* Start *
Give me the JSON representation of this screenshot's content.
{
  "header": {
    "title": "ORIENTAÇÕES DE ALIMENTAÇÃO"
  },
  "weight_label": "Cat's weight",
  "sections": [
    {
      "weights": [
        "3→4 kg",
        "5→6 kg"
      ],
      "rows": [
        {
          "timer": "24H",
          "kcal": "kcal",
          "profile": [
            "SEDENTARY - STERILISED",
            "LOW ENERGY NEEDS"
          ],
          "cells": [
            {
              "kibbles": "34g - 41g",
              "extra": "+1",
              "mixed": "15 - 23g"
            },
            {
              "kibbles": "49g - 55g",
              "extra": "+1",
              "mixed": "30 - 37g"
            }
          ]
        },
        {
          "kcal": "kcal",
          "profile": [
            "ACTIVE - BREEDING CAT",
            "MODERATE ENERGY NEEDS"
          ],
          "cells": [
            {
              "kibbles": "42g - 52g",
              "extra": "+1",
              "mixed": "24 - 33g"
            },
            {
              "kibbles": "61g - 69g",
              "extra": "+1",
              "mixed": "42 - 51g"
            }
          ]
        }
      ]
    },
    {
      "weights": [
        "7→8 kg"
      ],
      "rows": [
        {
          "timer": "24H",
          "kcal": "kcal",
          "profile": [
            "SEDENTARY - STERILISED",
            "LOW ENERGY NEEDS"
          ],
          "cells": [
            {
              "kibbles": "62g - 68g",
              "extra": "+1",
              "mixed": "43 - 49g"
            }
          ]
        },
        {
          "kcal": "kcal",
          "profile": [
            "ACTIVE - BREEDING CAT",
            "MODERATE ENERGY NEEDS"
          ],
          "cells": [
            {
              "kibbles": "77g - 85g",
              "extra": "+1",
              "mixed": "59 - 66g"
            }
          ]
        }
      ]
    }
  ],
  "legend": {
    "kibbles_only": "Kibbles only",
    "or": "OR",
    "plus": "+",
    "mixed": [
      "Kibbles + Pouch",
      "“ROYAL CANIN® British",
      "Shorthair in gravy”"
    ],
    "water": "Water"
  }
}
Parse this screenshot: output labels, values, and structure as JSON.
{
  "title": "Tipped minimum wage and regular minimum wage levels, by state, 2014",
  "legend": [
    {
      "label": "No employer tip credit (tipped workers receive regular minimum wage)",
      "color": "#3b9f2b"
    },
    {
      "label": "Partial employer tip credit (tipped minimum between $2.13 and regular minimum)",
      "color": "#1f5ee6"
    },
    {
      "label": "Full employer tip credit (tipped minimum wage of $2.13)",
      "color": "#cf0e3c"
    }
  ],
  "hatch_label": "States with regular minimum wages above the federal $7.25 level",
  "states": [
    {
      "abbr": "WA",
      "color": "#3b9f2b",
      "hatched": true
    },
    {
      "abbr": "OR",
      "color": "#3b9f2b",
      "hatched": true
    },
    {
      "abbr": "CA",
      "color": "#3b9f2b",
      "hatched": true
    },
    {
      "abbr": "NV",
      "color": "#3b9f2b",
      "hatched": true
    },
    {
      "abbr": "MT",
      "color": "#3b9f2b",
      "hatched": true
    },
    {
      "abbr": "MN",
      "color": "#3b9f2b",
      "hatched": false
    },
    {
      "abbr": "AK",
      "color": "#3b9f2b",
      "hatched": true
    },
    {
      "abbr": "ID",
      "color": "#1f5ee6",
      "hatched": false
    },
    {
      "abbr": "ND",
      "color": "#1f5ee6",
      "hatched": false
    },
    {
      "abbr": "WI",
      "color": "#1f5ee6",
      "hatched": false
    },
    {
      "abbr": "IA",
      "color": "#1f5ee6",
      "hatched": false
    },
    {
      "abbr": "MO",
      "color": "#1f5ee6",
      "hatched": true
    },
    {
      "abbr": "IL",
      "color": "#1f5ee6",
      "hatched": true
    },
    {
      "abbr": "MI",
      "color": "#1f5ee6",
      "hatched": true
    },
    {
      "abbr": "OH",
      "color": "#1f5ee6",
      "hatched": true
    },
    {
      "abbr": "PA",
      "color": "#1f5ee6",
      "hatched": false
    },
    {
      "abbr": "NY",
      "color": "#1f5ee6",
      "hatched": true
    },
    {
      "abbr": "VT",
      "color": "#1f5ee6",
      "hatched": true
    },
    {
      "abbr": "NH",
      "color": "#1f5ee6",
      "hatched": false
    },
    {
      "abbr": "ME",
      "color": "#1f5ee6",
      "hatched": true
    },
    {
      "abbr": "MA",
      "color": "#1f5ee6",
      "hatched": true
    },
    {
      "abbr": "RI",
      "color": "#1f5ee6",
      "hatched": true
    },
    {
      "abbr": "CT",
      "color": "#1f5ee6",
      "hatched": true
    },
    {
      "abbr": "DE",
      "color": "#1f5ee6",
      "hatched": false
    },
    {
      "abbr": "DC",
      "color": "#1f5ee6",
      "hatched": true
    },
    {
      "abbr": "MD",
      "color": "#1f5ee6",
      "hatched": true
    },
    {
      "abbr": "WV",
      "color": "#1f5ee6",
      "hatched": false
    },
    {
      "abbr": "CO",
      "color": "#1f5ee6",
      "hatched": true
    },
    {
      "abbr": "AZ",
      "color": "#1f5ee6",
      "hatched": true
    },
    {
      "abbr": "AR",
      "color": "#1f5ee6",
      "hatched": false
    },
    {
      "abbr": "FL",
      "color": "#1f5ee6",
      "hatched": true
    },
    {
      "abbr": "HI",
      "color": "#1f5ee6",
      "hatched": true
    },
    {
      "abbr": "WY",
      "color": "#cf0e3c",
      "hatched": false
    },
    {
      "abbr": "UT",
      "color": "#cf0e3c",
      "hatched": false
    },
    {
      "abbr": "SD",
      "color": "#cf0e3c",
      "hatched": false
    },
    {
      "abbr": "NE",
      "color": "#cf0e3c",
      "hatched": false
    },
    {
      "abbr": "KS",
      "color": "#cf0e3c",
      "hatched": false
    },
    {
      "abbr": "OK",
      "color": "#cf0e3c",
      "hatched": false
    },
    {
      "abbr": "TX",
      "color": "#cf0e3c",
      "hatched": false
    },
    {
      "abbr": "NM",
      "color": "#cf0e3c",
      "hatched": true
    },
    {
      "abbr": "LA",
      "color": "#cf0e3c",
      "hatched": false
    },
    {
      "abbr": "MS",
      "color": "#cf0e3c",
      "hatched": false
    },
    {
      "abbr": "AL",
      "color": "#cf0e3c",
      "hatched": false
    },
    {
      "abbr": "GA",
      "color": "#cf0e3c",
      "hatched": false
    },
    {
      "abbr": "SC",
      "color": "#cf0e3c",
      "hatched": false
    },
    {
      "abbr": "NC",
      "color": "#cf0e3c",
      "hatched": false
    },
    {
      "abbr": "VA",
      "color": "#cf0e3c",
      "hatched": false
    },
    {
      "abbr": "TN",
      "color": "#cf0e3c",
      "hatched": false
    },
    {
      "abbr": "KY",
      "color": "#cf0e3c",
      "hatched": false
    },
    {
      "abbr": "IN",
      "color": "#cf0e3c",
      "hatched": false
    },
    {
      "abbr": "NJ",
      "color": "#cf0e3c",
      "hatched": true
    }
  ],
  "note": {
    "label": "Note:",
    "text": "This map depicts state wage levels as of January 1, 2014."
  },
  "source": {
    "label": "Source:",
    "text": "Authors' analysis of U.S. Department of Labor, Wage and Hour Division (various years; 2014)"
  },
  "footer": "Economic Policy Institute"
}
* End *
Task prompt:
Write the entire listing out again, word for word.

Response:
Give me the JSON representation of this screenshot's content.
{
  "header": {
    "title": "ORIENTAÇÕES DE ALIMENTAÇÃO"
  },
  "weight_label": "Cat's weight",
  "sections": [
    {
      "weights": [
        "3→4 kg",
        "5→6 kg"
      ],
      "rows": [
        {
          "timer": "24H",
          "kcal": "kcal",
          "profile": [
            "SEDENTARY - STERILISED",
            "LOW ENERGY NEEDS"
          ],
          "cells": [
            {
              "kibbles": "34g - 41g",
              "extra": "+1",
              "mixed": "15 - 23g"
            },
            {
              "kibbles": "49g - 55g",
              "extra": "+1",
              "mixed": "30 - 37g"
            }
          ]
        },
        {
          "kcal": "kcal",
          "profile": [
            "ACTIVE - BREEDING CAT",
            "MODERATE ENERGY NEEDS"
          ],
          "cells": [
            {
              "kibbles": "42g - 52g",
              "extra": "+1",
              "mixed": "24 - 33g"
            },
            {
              "kibbles": "61g - 69g",
              "extra": "+1",
              "mixed": "42 - 51g"
            }
          ]
        }
      ]
    },
    {
      "weights": [
        "7→8 kg"
      ],
      "rows": [
        {
          "timer": "24H",
          "kcal": "kcal",
          "profile": [
            "SEDENTARY - STERILISED",
            "LOW ENERGY NEEDS"
          ],
          "cells": [
            {
              "kibbles": "62g - 68g",
              "extra": "+1",
              "mixed": "43 - 49g"
            }
          ]
        },
        {
          "kcal": "kcal",
          "profile": [
            "ACTIVE - BREEDING CAT",
            "MODERATE ENERGY NEEDS"
          ],
          "cells": [
            {
              "kibbles": "77g - 85g",
              "extra": "+1",
              "mixed": "59 - 66g"
            }
          ]
        }
      ]
    }
  ],
  "legend": {
    "kibbles_only": "Kibbles only",
    "or": "OR",
    "plus": "+",
    "mixed": [
      "Kibbles + Pouch",
      "“ROYAL CANIN® British",
      "Shorthair in gravy”"
    ],
    "water": "Water"
  }
}
Parse this screenshot: output labels, values, and structure as JSON.
{
  "title": "Tipped minimum wage and regular minimum wage levels, by state, 2014",
  "legend": [
    {
      "label": "No employer tip credit (tipped workers receive regular minimum wage)",
      "color": "#3b9f2b"
    },
    {
      "label": "Partial employer tip credit (tipped minimum between $2.13 and regular minimum)",
      "color": "#1f5ee6"
    },
    {
      "label": "Full employer tip credit (tipped minimum wage of $2.13)",
      "color": "#cf0e3c"
    }
  ],
  "hatch_label": "States with regular minimum wages above the federal $7.25 level",
  "states": [
    {
      "abbr": "WA",
      "color": "#3b9f2b",
      "hatched": true
    },
    {
      "abbr": "OR",
      "color": "#3b9f2b",
      "hatched": true
    },
    {
      "abbr": "CA",
      "color": "#3b9f2b",
      "hatched": true
    },
    {
      "abbr": "NV",
      "color": "#3b9f2b",
      "hatched": true
    },
    {
      "abbr": "MT",
      "color": "#3b9f2b",
      "hatched": true
    },
    {
      "abbr": "MN",
      "color": "#3b9f2b",
      "hatched": false
    },
    {
      "abbr": "AK",
      "color": "#3b9f2b",
      "hatched": true
    },
    {
      "abbr": "ID",
      "color": "#1f5ee6",
      "hatched": false
    },
    {
      "abbr": "ND",
      "color": "#1f5ee6",
      "hatched": false
    },
    {
      "abbr": "WI",
      "color": "#1f5ee6",
      "hatched": false
    },
    {
      "abbr": "IA",
      "color": "#1f5ee6",
      "hatched": false
    },
    {
      "abbr": "MO",
      "color": "#1f5ee6",
      "hatched": true
    },
    {
      "abbr": "IL",
      "color": "#1f5ee6",
      "hatched": true
    },
    {
      "abbr": "MI",
      "color": "#1f5ee6",
      "hatched": true
    },
    {
      "abbr": "OH",
      "color": "#1f5ee6",
      "hatched": true
    },
    {
      "abbr": "PA",
      "color": "#1f5ee6",
      "hatched": false
    },
    {
      "abbr": "NY",
      "color": "#1f5ee6",
      "hatched": true
    },
    {
      "abbr": "VT",
      "color": "#1f5ee6",
      "hatched": true
    },
    {
      "abbr": "NH",
      "color": "#1f5ee6",
      "hatched": false
    },
    {
      "abbr": "ME",
      "color": "#1f5ee6",
      "hatched": true
    },
    {
      "abbr": "MA",
      "color": "#1f5ee6",
      "hatched": true
    },
    {
      "abbr": "RI",
      "color": "#1f5ee6",
      "hatched": true
    },
    {
      "abbr": "CT",
      "color": "#1f5ee6",
      "hatched": true
    },
    {
      "abbr": "DE",
      "color": "#1f5ee6",
      "hatched": false
    },
    {
      "abbr": "DC",
      "color": "#1f5ee6",
      "hatched": true
    },
    {
      "abbr": "MD",
      "color": "#1f5ee6",
      "hatched": true
    },
    {
      "abbr": "WV",
      "color": "#1f5ee6",
      "hatched": false
    },
    {
      "abbr": "CO",
      "color": "#1f5ee6",
      "hatched": true
    },
    {
      "abbr": "AZ",
      "color": "#1f5ee6",
      "hatched": true
    },
    {
      "abbr": "AR",
      "color": "#1f5ee6",
      "hatched": false
    },
    {
      "abbr": "FL",
      "color": "#1f5ee6",
      "hatched": true
    },
    {
      "abbr": "HI",
      "color": "#1f5ee6",
      "hatched": true
    },
    {
      "abbr": "WY",
      "color": "#cf0e3c",
      "hatched": false
    },
    {
      "abbr": "UT",
      "color": "#cf0e3c",
      "hatched": false
    },
    {
      "abbr": "SD",
      "color": "#cf0e3c",
      "hatched": false
    },
    {
      "abbr": "NE",
      "color": "#cf0e3c",
      "hatched": false
    },
    {
      "abbr": "KS",
      "color": "#cf0e3c",
      "hatched": false
    },
    {
      "abbr": "OK",
      "color": "#cf0e3c",
      "hatched": false
    },
    {
      "abbr": "TX",
      "color": "#cf0e3c",
      "hatched": false
    },
    {
      "abbr": "NM",
      "color": "#cf0e3c",
      "hatched": true
    },
    {
      "abbr": "LA",
      "color": "#cf0e3c",
      "hatched": false
    },
    {
      "abbr": "MS",
      "color": "#cf0e3c",
      "hatched": false
    },
    {
      "abbr": "AL",
      "color": "#cf0e3c",
      "hatched": false
    },
    {
      "abbr": "GA",
      "color": "#cf0e3c",
      "hatched": false
    },
    {
      "abbr": "SC",
      "color": "#cf0e3c",
      "hatched": false
    },
    {
      "abbr": "NC",
      "color": "#cf0e3c",
      "hatched": false
    },
    {
      "abbr": "VA",
      "color": "#cf0e3c",
      "hatched": false
    },
    {
      "abbr": "TN",
      "color": "#cf0e3c",
      "hatched": false
    },
    {
      "abbr": "KY",
      "color": "#cf0e3c",
      "hatched": false
    },
    {
      "abbr": "IN",
      "color": "#cf0e3c",
      "hatched": false
    },
    {
      "abbr": "NJ",
      "color": "#cf0e3c",
      "hatched": true
    }
  ],
  "note": {
    "label": "Note:",
    "text": "This map depicts state wage levels as of January 1, 2014."
  },
  "source": {
    "label": "Source:",
    "text": "Authors' analysis of U.S. Department of Labor, Wage and Hour Division (various years; 2014)"
  },
  "footer": "Economic Policy Institute"
}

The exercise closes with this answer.